What the exercise asks
Pick out every line that holds the string "Blue" and copy it.

Supplied material
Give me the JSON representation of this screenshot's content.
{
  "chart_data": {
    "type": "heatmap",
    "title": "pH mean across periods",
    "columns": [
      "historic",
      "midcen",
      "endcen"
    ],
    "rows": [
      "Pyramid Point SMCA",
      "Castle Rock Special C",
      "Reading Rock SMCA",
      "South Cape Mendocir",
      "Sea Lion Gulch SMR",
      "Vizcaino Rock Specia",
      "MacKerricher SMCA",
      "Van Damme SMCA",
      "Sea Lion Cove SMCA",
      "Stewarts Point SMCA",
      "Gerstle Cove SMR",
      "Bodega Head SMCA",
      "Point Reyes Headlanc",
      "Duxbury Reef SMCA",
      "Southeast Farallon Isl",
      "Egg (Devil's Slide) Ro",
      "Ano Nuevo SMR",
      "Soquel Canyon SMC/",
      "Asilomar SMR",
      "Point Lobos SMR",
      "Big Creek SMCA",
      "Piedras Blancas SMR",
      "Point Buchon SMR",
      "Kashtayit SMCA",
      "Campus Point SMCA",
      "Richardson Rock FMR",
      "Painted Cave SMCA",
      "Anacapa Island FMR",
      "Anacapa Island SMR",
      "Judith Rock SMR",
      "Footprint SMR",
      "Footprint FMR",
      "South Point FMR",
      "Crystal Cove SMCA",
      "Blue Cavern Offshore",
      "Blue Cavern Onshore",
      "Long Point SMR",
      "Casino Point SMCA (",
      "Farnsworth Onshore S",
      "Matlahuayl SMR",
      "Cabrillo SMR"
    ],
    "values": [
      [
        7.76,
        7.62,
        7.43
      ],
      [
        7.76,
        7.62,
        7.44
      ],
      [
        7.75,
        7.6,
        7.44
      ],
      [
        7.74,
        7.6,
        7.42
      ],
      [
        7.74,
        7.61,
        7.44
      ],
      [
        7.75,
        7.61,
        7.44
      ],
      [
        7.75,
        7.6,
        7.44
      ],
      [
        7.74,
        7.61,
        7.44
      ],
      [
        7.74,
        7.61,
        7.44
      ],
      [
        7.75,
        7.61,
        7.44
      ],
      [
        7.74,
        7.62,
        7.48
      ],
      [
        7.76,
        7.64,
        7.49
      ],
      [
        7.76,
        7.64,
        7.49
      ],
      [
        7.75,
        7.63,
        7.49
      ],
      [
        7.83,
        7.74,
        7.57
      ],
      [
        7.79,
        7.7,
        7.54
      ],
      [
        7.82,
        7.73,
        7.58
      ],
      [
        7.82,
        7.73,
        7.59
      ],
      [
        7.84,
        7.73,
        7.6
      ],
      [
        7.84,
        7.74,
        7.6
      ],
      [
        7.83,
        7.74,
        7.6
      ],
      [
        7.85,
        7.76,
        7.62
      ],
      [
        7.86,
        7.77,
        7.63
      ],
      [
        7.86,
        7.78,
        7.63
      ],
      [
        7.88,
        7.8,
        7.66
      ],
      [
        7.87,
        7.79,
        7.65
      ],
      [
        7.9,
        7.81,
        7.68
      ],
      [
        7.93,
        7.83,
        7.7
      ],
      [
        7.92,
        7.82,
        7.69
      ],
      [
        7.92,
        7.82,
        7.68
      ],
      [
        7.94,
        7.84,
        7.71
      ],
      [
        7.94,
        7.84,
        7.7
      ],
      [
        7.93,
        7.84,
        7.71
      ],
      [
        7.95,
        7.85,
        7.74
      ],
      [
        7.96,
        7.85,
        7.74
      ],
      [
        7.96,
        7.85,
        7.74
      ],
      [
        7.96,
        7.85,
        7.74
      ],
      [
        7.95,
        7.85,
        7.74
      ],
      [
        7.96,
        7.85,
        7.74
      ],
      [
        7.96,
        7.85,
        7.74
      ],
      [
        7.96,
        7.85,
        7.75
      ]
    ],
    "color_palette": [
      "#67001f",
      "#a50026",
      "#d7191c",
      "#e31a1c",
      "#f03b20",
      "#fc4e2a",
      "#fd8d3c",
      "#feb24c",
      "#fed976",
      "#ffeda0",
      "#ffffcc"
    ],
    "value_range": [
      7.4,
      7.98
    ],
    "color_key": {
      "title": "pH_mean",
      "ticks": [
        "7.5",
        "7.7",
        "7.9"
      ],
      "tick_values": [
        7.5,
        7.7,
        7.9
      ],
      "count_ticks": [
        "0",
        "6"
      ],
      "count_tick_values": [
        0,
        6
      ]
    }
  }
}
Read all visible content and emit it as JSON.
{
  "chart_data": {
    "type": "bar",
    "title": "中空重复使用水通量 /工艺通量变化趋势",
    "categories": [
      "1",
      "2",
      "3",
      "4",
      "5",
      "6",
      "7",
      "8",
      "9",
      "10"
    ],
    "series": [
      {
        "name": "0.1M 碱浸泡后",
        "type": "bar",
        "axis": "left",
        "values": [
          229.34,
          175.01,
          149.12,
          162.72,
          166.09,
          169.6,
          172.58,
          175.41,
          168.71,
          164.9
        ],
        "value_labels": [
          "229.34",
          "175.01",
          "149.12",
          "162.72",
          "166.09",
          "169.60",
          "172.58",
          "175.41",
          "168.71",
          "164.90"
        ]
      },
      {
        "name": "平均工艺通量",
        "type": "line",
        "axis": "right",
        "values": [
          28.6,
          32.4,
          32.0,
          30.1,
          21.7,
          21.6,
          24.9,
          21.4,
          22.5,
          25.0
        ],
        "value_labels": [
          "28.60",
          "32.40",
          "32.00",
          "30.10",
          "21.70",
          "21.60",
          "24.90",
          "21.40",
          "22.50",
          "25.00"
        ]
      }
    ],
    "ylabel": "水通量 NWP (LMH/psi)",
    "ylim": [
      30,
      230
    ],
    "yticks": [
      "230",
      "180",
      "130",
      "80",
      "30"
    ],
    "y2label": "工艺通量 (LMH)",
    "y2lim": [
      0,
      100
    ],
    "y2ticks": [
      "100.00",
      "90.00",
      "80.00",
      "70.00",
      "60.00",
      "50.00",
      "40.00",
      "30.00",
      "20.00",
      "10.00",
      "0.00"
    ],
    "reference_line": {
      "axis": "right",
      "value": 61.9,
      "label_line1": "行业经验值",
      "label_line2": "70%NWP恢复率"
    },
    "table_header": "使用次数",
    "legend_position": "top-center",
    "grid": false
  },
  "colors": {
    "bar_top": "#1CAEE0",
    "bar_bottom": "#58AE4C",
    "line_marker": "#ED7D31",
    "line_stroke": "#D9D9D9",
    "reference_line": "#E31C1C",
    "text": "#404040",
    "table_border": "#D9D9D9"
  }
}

Exercise solution
      "Blue Cavern Offshore",
      "Blue Cavern Onshore",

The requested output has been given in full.